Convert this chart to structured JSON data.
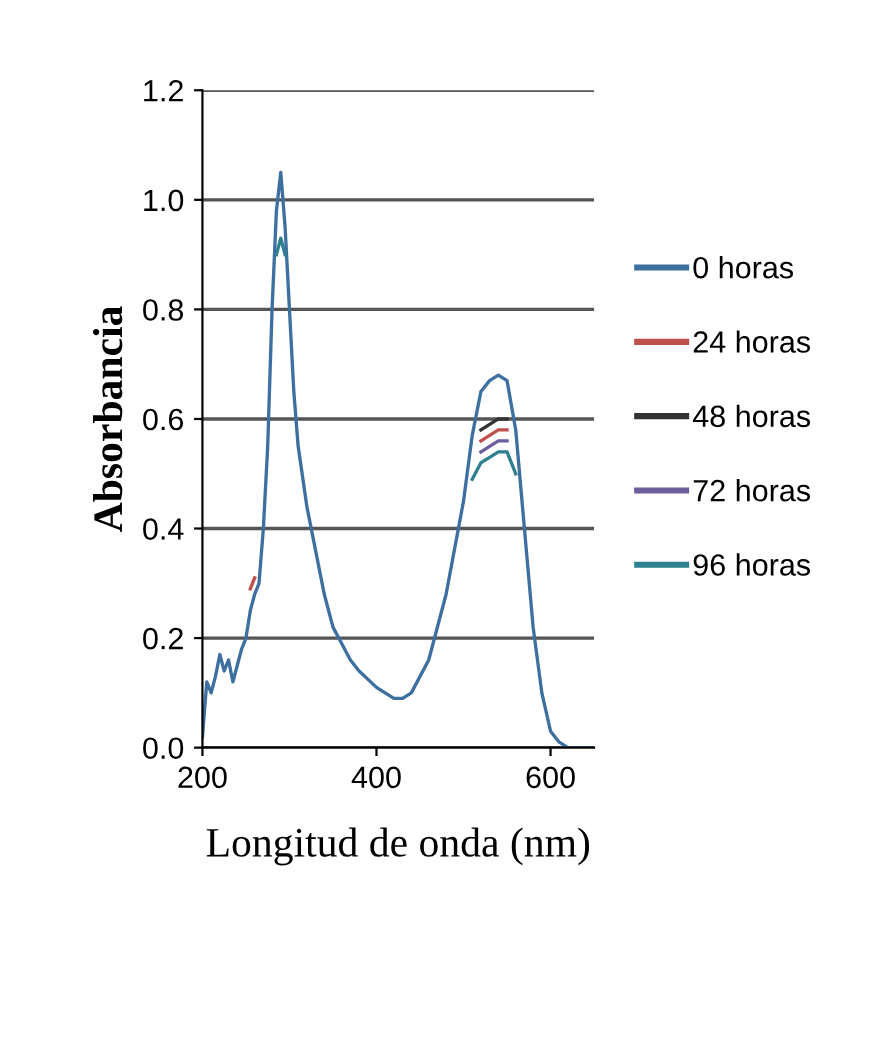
{
  "chart_data": {
    "type": "line",
    "xlabel": "Longitud de onda (nm)",
    "ylabel": "Absorbancia",
    "x": [
      200,
      205,
      210,
      215,
      220,
      225,
      230,
      235,
      240,
      245,
      250,
      255,
      260,
      265,
      270,
      275,
      280,
      285,
      290,
      295,
      300,
      305,
      310,
      320,
      330,
      340,
      350,
      360,
      370,
      380,
      400,
      420,
      430,
      440,
      460,
      480,
      500,
      510,
      520,
      530,
      540,
      550,
      560,
      570,
      580,
      590,
      600,
      610,
      620,
      650
    ],
    "series": [
      {
        "name": "0 horas",
        "color": "#3d6fa0",
        "values": [
          0.02,
          0.12,
          0.1,
          0.13,
          0.17,
          0.14,
          0.16,
          0.12,
          0.15,
          0.18,
          0.2,
          0.25,
          0.28,
          0.3,
          0.4,
          0.55,
          0.8,
          0.98,
          1.05,
          0.95,
          0.8,
          0.65,
          0.55,
          0.44,
          0.36,
          0.28,
          0.22,
          0.19,
          0.16,
          0.14,
          0.11,
          0.09,
          0.09,
          0.1,
          0.16,
          0.28,
          0.45,
          0.57,
          0.65,
          0.67,
          0.68,
          0.67,
          0.58,
          0.4,
          0.22,
          0.1,
          0.03,
          0.01,
          0.0,
          0.0
        ]
      },
      {
        "name": "24 horas",
        "color": "#c0504d",
        "values": [
          null,
          null,
          null,
          null,
          null,
          null,
          null,
          null,
          null,
          null,
          null,
          0.29,
          0.31,
          null,
          null,
          null,
          null,
          null,
          null,
          null,
          null,
          null,
          null,
          null,
          null,
          null,
          null,
          null,
          null,
          null,
          null,
          null,
          null,
          null,
          null,
          null,
          null,
          null,
          0.56,
          0.57,
          0.58,
          0.58,
          null,
          null,
          null,
          null,
          null,
          null,
          null,
          null
        ]
      },
      {
        "name": "48 horas",
        "color": "#333333",
        "values": [
          null,
          null,
          null,
          null,
          null,
          null,
          null,
          null,
          null,
          null,
          null,
          null,
          null,
          null,
          null,
          null,
          null,
          null,
          null,
          null,
          null,
          null,
          null,
          null,
          null,
          null,
          null,
          null,
          null,
          null,
          null,
          null,
          null,
          null,
          null,
          null,
          null,
          null,
          0.58,
          0.59,
          0.6,
          0.6,
          null,
          null,
          null,
          null,
          null,
          null,
          null,
          null
        ]
      },
      {
        "name": "72 horas",
        "color": "#6c5d9c",
        "values": [
          null,
          null,
          null,
          null,
          null,
          null,
          null,
          null,
          null,
          null,
          null,
          null,
          null,
          null,
          null,
          null,
          null,
          null,
          null,
          null,
          null,
          null,
          null,
          null,
          null,
          null,
          null,
          null,
          null,
          null,
          null,
          null,
          null,
          null,
          null,
          null,
          null,
          null,
          0.54,
          0.55,
          0.56,
          0.56,
          null,
          null,
          null,
          null,
          null,
          null,
          null,
          null
        ]
      },
      {
        "name": "96 horas",
        "color": "#2e7f8f",
        "values": [
          null,
          null,
          null,
          null,
          null,
          null,
          null,
          null,
          null,
          null,
          null,
          null,
          null,
          null,
          null,
          null,
          null,
          0.9,
          0.93,
          0.9,
          null,
          null,
          null,
          null,
          null,
          null,
          null,
          null,
          null,
          null,
          null,
          null,
          null,
          null,
          null,
          null,
          null,
          0.49,
          0.52,
          0.53,
          0.54,
          0.54,
          0.5,
          null,
          null,
          null,
          null,
          null,
          null,
          null
        ]
      }
    ],
    "xlim": [
      200,
      650
    ],
    "xticks": [
      200,
      400,
      600
    ],
    "ylim": [
      0,
      1.2
    ],
    "yticks": [
      {
        "value": 0,
        "label": "0.0"
      },
      {
        "value": 0.2,
        "label": "0.2"
      },
      {
        "value": 0.4,
        "label": "0.4"
      },
      {
        "value": 0.6,
        "label": "0.6"
      },
      {
        "value": 0.8,
        "label": "0.8"
      },
      {
        "value": 1.0,
        "label": "1.0"
      },
      {
        "value": 1.2,
        "label": "1.2"
      }
    ],
    "grid": "y",
    "legend": "right",
    "marker": "none",
    "line_style": "solid"
  }
}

____________________

**Directions for this task**
Search the data above for the word "name", then gather each line in which it appears.

**Response**
        "name": "0 horas",
        "name": "24 horas",
        "name": "48 horas",
        "name": "72 horas",
        "name": "96 horas",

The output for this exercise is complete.